(Beginning of READING PASSAGE)

ORIGINAL SOURCE: NYTimes
Pennsylvania Station in Manhattan is such a confusing, multilevel maze of corridors lined with pizza parlors and coffee shops that even veteran commuters occasionally get lost.
Starting on Wednesday, Amtrak, the national railroad that serves as the station’s landlord, will offer a guiding light in the form of a smartphone app. The free app, FindYourWay, was designed to help travelers navigate the labyrinthine station and to avoid the crowds that form around the electronic boards that provide train information.
“The experience in Penn Station, if you’re not there every day, can be daunting,” said Bob Dorsch, an Amtrak executive who oversaw the creation of the app. “We know that a ton of our customers stand at that big board and wait for the train gate to come up and scurry off to the ramp.”
Herds of passengers forming around the boards and then stampeding toward narrow staircases to catch trains is “somewhat of a security risk,” Mr. Dorsch said. Providing gate assignments in real time through the app should reduce the size of those gatherings and lower the overall level of anxiety within the station, he said.
The app could also spare the police officers in the station from having to provide directions to so many disoriented travelers, said Lenka Hennessy, marketing director for Amtrak.
“People are always asking: Where is my gate? Where is the restroom? Where is the A.T.M.?” Ms. Hennessy said, while offering a demonstration of the app’s wayfinding function on her phone.
Designed for Amtrak by Zyter, the app works much like Google Maps, inviting users to detail what they would like to find, then mapping the most direct route and guiding them along it. Once it is in wide use, it will also show where the crowds are and how to get around them, Ms. Hennessy said.
Zyter has installed more than 300 small beacons in Amtrak’s section of the station and plans to install 300 more in the areas that are managed by the Long Island Rail Road and New Jersey Transit. The beacons allow the app to recognize pinpoint a user’s location within the station, data that Ms. Hennessy said would not be stored afterward.

(End of READING PASSAGE)
(Beginning of LISTED ENTRIES)

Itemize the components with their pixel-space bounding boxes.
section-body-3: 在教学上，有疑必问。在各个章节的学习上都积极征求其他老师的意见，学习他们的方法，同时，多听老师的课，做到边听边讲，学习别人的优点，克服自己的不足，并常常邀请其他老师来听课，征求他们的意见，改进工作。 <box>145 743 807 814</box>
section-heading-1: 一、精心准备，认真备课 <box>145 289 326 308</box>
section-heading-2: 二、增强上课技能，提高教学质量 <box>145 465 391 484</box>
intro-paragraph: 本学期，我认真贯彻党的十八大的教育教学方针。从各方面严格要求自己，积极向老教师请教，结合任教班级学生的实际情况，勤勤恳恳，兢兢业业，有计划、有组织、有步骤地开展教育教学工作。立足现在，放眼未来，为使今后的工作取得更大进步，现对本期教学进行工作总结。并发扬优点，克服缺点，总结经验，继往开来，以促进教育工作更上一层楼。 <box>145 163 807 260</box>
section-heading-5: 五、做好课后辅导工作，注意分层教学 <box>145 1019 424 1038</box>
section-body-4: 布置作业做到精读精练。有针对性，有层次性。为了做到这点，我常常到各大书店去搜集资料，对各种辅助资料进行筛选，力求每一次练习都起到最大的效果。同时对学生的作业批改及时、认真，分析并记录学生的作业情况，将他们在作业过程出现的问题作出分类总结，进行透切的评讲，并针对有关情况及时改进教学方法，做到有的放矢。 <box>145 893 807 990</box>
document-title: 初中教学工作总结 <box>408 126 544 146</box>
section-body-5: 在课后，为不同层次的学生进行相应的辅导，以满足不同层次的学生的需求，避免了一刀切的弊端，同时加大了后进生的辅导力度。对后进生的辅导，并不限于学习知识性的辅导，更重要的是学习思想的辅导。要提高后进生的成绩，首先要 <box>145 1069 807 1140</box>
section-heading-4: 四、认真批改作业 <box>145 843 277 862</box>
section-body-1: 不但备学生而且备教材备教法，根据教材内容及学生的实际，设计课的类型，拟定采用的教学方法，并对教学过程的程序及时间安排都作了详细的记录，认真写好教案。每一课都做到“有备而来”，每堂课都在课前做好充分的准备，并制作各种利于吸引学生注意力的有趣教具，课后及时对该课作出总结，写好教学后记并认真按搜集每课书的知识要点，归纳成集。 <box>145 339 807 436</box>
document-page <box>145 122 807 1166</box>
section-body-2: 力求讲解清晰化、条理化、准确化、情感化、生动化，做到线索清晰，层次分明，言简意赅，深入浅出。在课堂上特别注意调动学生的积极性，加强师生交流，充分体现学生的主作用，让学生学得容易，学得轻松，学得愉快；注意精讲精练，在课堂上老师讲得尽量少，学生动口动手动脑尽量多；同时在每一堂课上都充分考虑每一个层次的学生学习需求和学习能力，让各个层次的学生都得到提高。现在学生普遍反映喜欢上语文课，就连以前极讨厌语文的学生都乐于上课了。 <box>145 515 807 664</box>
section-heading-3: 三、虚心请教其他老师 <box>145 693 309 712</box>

(End of LISTED ENTRIES)

Write out the Penn Station article word for word, starting at "Herds of passengers" and continuing down to "on her phone.". You can set the rows aside, since none of the work depends on them.

▶ YOUR SOLUTION:
Herds of passengers forming around the boards and then stampeding toward narrow staircases to catch trains is “somewhat of a security risk,” Mr. Dorsch said. Providing gate assignments in real time through the app should reduce the size of those gatherings and lower the overall level of anxiety within the station, he said.
The app could also spare the police officers in the station from having to provide directions to so many disoriented travelers, said Lenka Hennessy, marketing director for Amtrak.
“People are always asking: Where is my gate? Where is the restroom? Where is the A.T.M.?” Ms. Hennessy said, while offering a demonstration of the app’s wayfinding function on her phone.